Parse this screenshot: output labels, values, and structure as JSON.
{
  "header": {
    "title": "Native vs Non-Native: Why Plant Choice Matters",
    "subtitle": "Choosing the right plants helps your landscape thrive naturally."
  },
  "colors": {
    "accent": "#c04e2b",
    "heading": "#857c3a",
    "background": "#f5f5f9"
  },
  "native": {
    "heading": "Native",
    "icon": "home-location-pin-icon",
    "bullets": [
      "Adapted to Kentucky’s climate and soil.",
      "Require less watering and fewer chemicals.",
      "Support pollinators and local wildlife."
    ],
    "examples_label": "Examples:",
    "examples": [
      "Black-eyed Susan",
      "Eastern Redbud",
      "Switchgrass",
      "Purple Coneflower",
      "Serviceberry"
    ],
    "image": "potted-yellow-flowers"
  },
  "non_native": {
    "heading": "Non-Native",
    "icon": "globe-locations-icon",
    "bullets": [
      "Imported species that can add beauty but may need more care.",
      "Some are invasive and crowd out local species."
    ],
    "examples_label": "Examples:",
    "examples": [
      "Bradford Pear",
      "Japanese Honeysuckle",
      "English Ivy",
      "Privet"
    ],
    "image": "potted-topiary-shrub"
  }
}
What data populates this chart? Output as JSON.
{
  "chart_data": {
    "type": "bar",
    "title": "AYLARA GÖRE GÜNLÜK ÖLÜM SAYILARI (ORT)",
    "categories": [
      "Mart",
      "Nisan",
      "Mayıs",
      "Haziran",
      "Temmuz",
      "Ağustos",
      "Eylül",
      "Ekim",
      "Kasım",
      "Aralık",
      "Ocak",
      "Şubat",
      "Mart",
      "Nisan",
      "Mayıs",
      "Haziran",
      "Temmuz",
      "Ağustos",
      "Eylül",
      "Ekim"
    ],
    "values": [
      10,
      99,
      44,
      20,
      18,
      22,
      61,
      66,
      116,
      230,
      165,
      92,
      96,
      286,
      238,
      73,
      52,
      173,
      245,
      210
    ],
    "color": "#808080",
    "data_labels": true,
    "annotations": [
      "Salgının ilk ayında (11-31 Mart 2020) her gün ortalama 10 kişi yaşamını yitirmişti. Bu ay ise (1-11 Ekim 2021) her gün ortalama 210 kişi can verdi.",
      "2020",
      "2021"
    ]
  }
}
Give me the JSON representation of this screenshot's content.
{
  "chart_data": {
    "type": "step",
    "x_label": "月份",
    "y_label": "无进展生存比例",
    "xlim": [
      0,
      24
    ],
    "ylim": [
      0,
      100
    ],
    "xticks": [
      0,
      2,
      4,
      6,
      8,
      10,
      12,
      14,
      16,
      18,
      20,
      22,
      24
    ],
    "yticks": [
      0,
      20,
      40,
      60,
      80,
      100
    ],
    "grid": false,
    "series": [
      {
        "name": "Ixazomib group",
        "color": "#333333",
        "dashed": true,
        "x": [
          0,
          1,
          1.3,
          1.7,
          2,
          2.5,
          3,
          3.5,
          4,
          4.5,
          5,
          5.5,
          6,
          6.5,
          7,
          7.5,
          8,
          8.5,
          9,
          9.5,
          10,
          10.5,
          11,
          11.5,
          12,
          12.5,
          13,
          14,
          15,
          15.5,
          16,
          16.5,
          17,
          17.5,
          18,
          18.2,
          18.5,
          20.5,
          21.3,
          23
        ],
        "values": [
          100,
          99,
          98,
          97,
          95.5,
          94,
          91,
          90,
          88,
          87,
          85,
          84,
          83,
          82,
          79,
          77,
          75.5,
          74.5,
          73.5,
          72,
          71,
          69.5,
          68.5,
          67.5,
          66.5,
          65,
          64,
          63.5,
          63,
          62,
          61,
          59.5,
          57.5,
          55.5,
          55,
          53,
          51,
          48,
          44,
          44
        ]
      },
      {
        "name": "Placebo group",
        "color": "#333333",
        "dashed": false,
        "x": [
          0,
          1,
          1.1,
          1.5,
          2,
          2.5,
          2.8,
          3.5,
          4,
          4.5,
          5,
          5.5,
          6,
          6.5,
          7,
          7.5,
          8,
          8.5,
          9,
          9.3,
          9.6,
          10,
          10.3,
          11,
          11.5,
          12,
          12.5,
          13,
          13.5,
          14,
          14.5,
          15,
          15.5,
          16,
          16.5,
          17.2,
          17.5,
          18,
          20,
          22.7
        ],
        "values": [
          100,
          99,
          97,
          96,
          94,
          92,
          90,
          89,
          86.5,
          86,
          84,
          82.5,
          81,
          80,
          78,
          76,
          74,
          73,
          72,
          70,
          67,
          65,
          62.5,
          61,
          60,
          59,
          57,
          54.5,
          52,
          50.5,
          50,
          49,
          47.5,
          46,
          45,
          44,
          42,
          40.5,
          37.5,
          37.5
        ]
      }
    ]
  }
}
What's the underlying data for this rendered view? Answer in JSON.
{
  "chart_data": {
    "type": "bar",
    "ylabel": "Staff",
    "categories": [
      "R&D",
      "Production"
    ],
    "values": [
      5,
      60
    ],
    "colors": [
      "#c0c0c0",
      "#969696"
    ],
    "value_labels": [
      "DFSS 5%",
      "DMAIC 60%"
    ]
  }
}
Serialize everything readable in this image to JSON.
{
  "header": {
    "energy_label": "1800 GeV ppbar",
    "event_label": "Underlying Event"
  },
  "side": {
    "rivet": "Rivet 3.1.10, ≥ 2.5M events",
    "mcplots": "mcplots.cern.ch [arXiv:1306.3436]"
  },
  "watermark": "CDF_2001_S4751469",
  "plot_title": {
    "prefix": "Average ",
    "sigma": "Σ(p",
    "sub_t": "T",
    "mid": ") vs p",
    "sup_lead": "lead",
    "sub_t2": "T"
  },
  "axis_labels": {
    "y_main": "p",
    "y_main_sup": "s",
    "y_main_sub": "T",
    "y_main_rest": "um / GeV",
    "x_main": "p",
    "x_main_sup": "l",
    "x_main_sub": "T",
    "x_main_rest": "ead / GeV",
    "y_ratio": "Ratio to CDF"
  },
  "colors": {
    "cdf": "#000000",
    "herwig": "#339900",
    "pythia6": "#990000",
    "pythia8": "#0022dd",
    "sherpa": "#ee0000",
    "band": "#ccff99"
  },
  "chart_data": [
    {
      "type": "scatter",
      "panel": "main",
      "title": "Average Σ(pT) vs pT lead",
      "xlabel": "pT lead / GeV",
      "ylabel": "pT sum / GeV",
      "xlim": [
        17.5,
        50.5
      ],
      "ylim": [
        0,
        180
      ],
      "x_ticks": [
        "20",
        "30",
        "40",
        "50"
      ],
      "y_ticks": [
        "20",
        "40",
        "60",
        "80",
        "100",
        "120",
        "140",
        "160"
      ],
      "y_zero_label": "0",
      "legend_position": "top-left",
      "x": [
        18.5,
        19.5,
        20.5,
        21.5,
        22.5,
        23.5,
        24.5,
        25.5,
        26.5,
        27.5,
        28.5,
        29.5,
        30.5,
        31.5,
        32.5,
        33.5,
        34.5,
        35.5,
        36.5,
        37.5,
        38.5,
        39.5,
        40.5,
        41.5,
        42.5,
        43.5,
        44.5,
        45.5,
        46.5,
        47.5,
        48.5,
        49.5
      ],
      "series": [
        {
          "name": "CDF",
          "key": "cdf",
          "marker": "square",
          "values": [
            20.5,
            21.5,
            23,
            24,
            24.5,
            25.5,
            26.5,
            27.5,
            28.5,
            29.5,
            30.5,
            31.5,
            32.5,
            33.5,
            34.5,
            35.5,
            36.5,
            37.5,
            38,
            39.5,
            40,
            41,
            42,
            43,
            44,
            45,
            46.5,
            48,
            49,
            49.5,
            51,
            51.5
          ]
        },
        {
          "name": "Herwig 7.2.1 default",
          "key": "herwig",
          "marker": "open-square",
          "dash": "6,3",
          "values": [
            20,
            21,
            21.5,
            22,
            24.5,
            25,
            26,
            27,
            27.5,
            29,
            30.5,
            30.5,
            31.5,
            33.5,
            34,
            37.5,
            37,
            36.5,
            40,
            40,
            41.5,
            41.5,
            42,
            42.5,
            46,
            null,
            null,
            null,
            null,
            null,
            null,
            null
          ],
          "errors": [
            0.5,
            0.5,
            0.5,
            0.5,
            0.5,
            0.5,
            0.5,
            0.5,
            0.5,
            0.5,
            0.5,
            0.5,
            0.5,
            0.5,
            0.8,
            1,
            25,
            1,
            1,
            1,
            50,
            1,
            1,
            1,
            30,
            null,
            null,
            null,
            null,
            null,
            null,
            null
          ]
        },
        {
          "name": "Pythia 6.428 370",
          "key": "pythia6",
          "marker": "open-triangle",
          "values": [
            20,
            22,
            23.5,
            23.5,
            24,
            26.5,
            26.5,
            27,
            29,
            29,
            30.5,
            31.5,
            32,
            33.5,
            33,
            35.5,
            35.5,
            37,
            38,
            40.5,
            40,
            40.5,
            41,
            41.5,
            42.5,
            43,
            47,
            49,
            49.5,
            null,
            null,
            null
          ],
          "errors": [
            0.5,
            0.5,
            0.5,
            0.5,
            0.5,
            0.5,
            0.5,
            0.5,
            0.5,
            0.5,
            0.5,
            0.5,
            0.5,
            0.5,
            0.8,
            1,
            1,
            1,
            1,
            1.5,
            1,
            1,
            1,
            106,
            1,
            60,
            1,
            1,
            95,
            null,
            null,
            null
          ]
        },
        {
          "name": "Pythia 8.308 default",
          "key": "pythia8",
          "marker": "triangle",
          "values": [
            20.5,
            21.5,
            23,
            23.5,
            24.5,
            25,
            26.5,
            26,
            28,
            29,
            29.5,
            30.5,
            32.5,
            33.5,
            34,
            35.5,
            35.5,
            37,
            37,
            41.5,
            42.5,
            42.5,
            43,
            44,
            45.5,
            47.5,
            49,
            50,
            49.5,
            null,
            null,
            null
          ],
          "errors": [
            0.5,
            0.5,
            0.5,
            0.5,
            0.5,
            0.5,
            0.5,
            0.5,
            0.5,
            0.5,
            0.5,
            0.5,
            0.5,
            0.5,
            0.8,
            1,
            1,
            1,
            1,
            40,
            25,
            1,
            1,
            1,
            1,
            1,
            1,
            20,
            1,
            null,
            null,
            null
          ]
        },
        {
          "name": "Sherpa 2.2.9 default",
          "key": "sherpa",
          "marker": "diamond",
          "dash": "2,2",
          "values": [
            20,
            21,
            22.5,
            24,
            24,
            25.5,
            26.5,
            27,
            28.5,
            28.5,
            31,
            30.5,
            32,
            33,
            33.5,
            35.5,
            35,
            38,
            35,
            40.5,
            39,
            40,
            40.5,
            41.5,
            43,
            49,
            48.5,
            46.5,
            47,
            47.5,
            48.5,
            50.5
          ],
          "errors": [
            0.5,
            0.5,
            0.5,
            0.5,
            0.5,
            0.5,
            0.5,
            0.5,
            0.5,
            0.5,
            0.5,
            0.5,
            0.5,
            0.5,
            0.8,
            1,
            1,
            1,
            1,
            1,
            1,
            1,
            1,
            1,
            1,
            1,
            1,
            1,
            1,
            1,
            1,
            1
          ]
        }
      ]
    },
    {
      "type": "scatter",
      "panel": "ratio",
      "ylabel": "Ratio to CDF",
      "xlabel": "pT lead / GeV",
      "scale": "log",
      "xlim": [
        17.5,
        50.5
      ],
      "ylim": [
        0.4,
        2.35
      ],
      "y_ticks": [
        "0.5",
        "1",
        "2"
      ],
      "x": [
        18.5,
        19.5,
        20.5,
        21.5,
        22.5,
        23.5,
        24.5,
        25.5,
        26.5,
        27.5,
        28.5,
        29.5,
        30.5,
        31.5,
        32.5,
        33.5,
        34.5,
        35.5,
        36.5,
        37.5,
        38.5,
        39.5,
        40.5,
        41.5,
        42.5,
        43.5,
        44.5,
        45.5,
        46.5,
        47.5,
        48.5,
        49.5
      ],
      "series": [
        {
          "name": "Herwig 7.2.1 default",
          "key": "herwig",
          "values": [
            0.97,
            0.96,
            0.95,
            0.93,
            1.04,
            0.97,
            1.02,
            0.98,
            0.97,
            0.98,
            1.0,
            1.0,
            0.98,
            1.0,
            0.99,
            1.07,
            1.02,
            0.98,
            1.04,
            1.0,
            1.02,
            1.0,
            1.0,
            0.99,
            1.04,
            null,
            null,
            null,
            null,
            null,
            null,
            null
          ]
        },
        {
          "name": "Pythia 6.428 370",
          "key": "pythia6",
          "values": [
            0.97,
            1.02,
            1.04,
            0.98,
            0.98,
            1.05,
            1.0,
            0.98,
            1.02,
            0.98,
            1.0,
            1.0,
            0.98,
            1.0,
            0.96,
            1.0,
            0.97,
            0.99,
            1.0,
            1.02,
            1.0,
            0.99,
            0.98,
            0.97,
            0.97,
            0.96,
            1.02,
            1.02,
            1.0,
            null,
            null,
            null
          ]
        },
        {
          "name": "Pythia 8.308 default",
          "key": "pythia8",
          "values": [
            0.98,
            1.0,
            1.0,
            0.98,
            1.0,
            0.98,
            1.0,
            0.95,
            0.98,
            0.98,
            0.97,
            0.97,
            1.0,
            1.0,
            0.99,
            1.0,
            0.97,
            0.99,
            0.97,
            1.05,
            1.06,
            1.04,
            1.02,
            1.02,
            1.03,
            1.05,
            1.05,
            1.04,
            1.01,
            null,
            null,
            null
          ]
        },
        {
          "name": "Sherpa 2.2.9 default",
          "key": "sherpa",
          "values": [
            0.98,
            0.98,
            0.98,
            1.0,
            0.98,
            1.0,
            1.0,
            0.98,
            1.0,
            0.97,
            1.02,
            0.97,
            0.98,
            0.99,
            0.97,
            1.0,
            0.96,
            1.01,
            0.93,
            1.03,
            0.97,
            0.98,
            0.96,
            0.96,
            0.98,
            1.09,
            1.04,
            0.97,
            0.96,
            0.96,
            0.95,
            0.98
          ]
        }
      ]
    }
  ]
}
+ + + + +
• _WHAT IS BEING ASKED_
Where a line in the material contains "heading", copy that line.

• _RESPONSE FOR THIS EXERCISE_
    "heading": "#857c3a",
    "heading": "Native",
    "heading": "Non-Native",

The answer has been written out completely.